EXERCISE PROMPT:
Leave every picture out and write out the records below exactly.

DATA EXTRACT:
..........
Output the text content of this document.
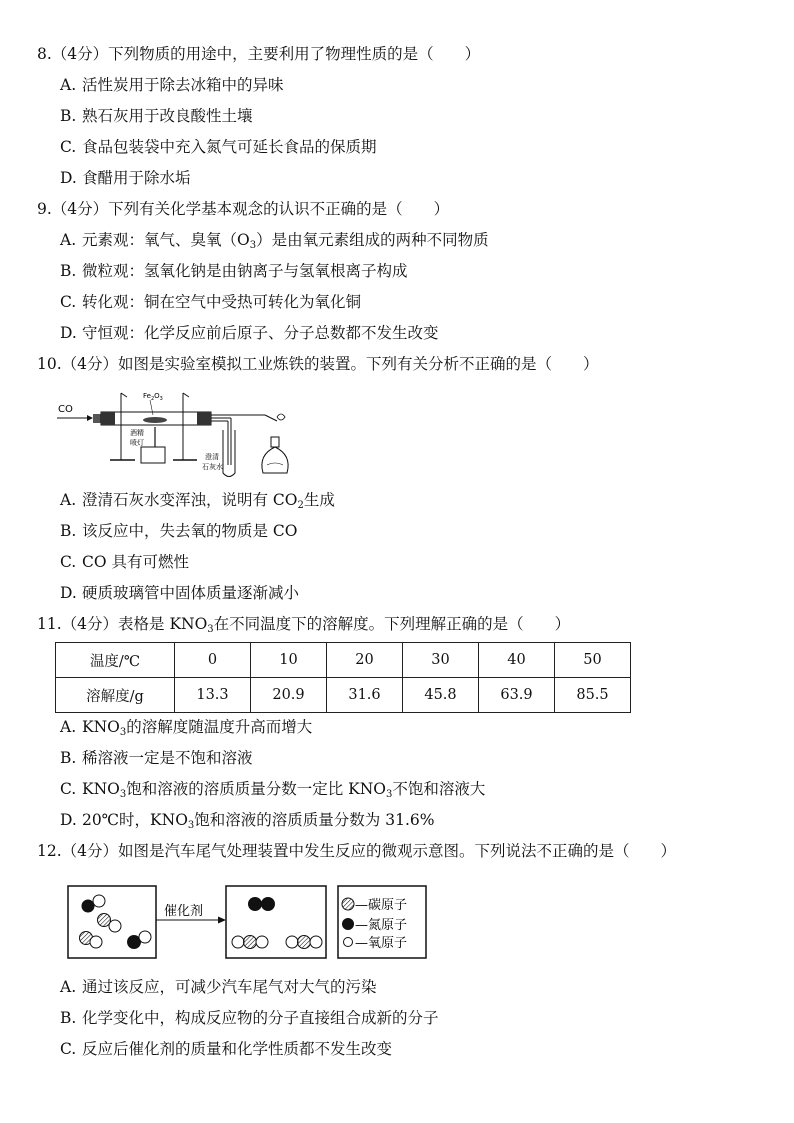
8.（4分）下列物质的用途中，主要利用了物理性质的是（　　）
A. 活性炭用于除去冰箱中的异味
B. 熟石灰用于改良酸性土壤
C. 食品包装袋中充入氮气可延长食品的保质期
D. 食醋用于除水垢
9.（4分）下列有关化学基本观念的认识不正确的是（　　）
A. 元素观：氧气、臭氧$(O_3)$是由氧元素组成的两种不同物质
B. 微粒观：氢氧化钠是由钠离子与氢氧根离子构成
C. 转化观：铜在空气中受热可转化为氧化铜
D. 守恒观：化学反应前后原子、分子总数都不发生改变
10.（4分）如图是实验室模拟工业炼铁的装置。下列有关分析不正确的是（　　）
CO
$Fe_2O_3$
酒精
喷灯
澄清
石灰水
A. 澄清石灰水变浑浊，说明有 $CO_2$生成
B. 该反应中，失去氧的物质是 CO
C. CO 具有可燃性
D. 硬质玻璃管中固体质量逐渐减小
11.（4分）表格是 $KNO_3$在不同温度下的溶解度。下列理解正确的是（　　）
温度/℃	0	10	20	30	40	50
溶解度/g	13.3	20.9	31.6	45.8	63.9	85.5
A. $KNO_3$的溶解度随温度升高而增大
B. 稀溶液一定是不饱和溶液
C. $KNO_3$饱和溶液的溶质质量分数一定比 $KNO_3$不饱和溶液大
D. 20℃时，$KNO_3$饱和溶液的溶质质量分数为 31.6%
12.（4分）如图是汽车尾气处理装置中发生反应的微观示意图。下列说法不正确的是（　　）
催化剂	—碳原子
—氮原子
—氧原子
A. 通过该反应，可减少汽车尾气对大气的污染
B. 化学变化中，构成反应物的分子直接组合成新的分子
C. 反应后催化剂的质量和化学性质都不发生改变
..........
SOLUTION:
Output the text content of this document.
8.（4分）下列物质的用途中，主要利用了物理性质的是（　　）
A. 活性炭用于除去冰箱中的异味
B. 熟石灰用于改良酸性土壤
C. 食品包装袋中充入氮气可延长食品的保质期
D. 食醋用于除水垢
9.（4分）下列有关化学基本观念的认识不正确的是（　　）
A. 元素观：氧气、臭氧$(O_3)$是由氧元素组成的两种不同物质
B. 微粒观：氢氧化钠是由钠离子与氢氧根离子构成
C. 转化观：铜在空气中受热可转化为氧化铜
D. 守恒观：化学反应前后原子、分子总数都不发生改变
10.（4分）如图是实验室模拟工业炼铁的装置。下列有关分析不正确的是（　　）
CO
$Fe_2O_3$
酒精
喷灯
澄清
石灰水
A. 澄清石灰水变浑浊，说明有 $CO_2$生成
B. 该反应中，失去氧的物质是 CO
C. CO 具有可燃性
D. 硬质玻璃管中固体质量逐渐减小
11.（4分）表格是 $KNO_3$在不同温度下的溶解度。下列理解正确的是（　　）
温度/℃	0	10	20	30	40	50
溶解度/g	13.3	20.9	31.6	45.8	63.9	85.5
A. $KNO_3$的溶解度随温度升高而增大
B. 稀溶液一定是不饱和溶液
C. $KNO_3$饱和溶液的溶质质量分数一定比 $KNO_3$不饱和溶液大
D. 20℃时，$KNO_3$饱和溶液的溶质质量分数为 31.6%
12.（4分）如图是汽车尾气处理装置中发生反应的微观示意图。下列说法不正确的是（　　）
催化剂	—碳原子
—氮原子
—氧原子
A. 通过该反应，可减少汽车尾气对大气的污染
B. 化学变化中，构成反应物的分子直接组合成新的分子
C. 反应后催化剂的质量和化学性质都不发生改变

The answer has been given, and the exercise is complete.